[Your objective]:
Locate and copy each line in the data that contains the word "course".

[Items]:
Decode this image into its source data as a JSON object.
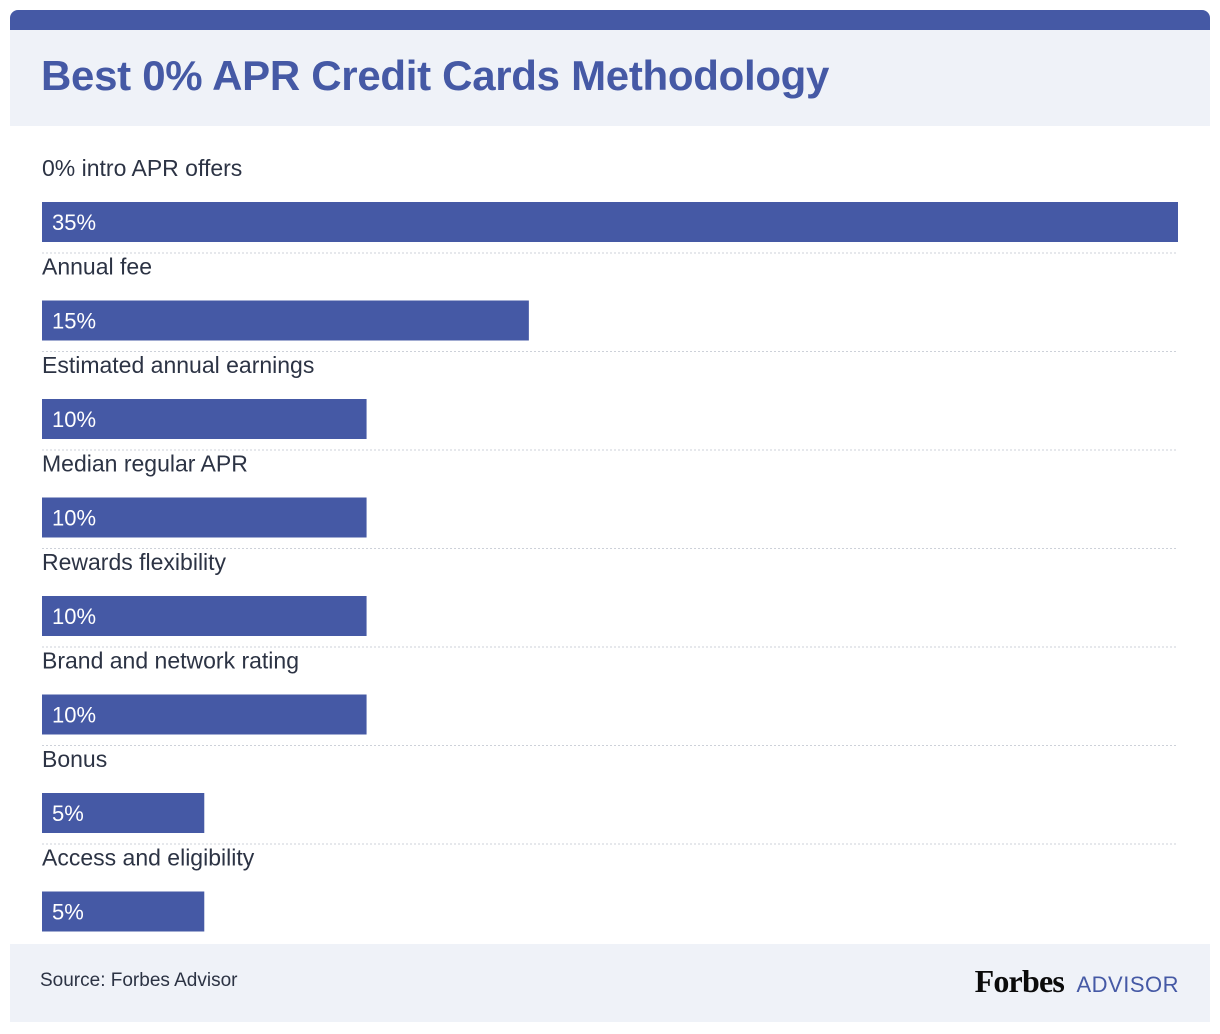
{
  "title": "Best 0% APR Credit Cards Methodology",
  "footer": {
    "source": "Source: Forbes Advisor",
    "brand_main": "Forbes",
    "brand_sub": "ADVISOR"
  },
  "colors": {
    "accent": "#4559a5",
    "panel": "#eff2f8",
    "text": "#2c3344",
    "divider": "#cdd1d9"
  },
  "chart_data": {
    "type": "bar",
    "orientation": "horizontal",
    "categories": [
      "0% intro APR offers",
      "Annual fee",
      "Estimated annual earnings",
      "Median regular APR",
      "Rewards flexibility",
      "Brand and network rating",
      "Bonus",
      "Access and eligibility"
    ],
    "values": [
      35,
      15,
      10,
      10,
      10,
      10,
      5,
      5
    ],
    "value_labels": [
      "35%",
      "15%",
      "10%",
      "10%",
      "10%",
      "10%",
      "5%",
      "5%"
    ],
    "unit": "%",
    "xlim": [
      0,
      35
    ],
    "grid": false,
    "legend": "none"
  }
}
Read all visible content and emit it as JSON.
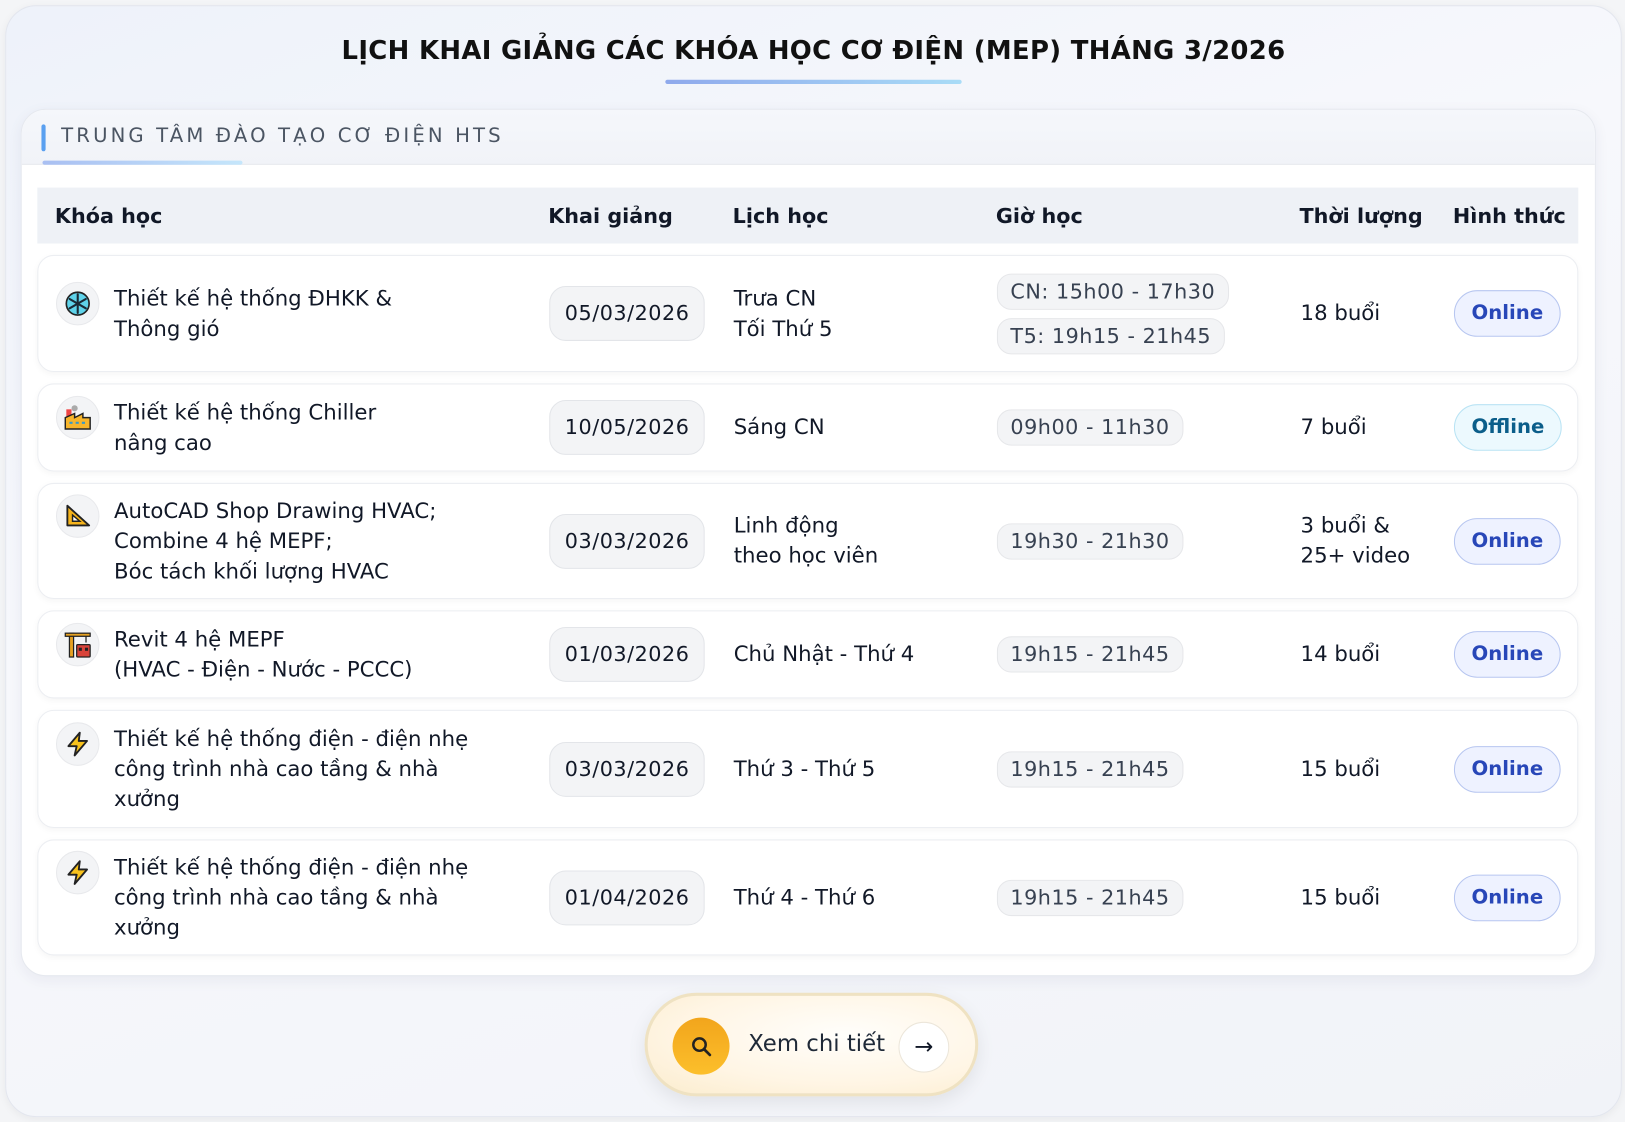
{
  "title": "LỊCH KHAI GIẢNG CÁC KHÓA HỌC CƠ ĐIỆN (MEP) THÁNG 3/2026",
  "card_label": "TRUNG TÂM ĐÀO TẠO CƠ ĐIỆN HTS",
  "columns": [
    "Khóa học",
    "Khai giảng",
    "Lịch học",
    "Giờ học",
    "Thời lượng",
    "Hình thức"
  ],
  "rows": [
    {
      "icon": "snowflake-icon",
      "course": "Thiết kế hệ thống ĐHKK &\nThông gió",
      "date": "05/03/2026",
      "schedule": "Trưa CN\nTối Thứ 5",
      "times": [
        "CN: 15h00 - 17h30",
        "T5: 19h15 - 21h45"
      ],
      "duration": "18 buổi",
      "format": "Online"
    },
    {
      "icon": "factory-icon",
      "course": "Thiết kế hệ thống Chiller\nnâng cao",
      "date": "10/05/2026",
      "schedule": "Sáng CN",
      "times": [
        "09h00 - 11h30"
      ],
      "duration": "7 buổi",
      "format": "Offline"
    },
    {
      "icon": "triangle-ruler-icon",
      "course": "AutoCAD Shop Drawing HVAC;\nCombine 4 hệ MEPF;\nBóc tách khối lượng HVAC",
      "date": "03/03/2026",
      "schedule": "Linh động\ntheo học viên",
      "times": [
        "19h30 - 21h30"
      ],
      "duration": "3 buổi &\n25+ video",
      "format": "Online"
    },
    {
      "icon": "construction-crane-icon",
      "course": "Revit 4 hệ MEPF\n(HVAC - Điện - Nước - PCCC)",
      "date": "01/03/2026",
      "schedule": "Chủ Nhật - Thứ 4",
      "times": [
        "19h15 - 21h45"
      ],
      "duration": "14 buổi",
      "format": "Online"
    },
    {
      "icon": "lightning-icon",
      "course": "Thiết kế hệ thống điện - điện nhẹ\ncông trình nhà cao tầng & nhà\nxưởng",
      "date": "03/03/2026",
      "schedule": "Thứ 3 - Thứ 5",
      "times": [
        "19h15 - 21h45"
      ],
      "duration": "15 buổi",
      "format": "Online"
    },
    {
      "icon": "lightning-icon",
      "course": "Thiết kế hệ thống điện - điện nhẹ\ncông trình nhà cao tầng & nhà\nxưởng",
      "date": "01/04/2026",
      "schedule": "Thứ 4 - Thứ 6",
      "times": [
        "19h15 - 21h45"
      ],
      "duration": "15 buổi",
      "format": "Online"
    }
  ],
  "cta": {
    "label": "Xem chi tiết",
    "arrow": "→",
    "icon": "search-icon"
  },
  "colors": {
    "accent": "#5aa0f0",
    "online_text": "#2847b8",
    "offline_text": "#0b5e8a",
    "cta_orange": "#f5ad20"
  }
}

[Final result]:
      "course": "Thiết kế hệ thống ĐHKK &\nThông gió",
      "course": "Thiết kế hệ thống Chiller\nnâng cao",
      "course": "AutoCAD Shop Drawing HVAC;\nCombine 4 hệ MEPF;\nBóc tách khối lượng HVAC",
      "course": "Revit 4 hệ MEPF\n(HVAC - Điện - Nước - PCCC)",
      "course": "Thiết kế hệ thống điện - điện nhẹ\ncông trình nhà cao tầng & nhà\nxưởng",
      "course": "Thiết kế hệ thống điện - điện nhẹ\ncông trình nhà cao tầng & nhà\nxưởng",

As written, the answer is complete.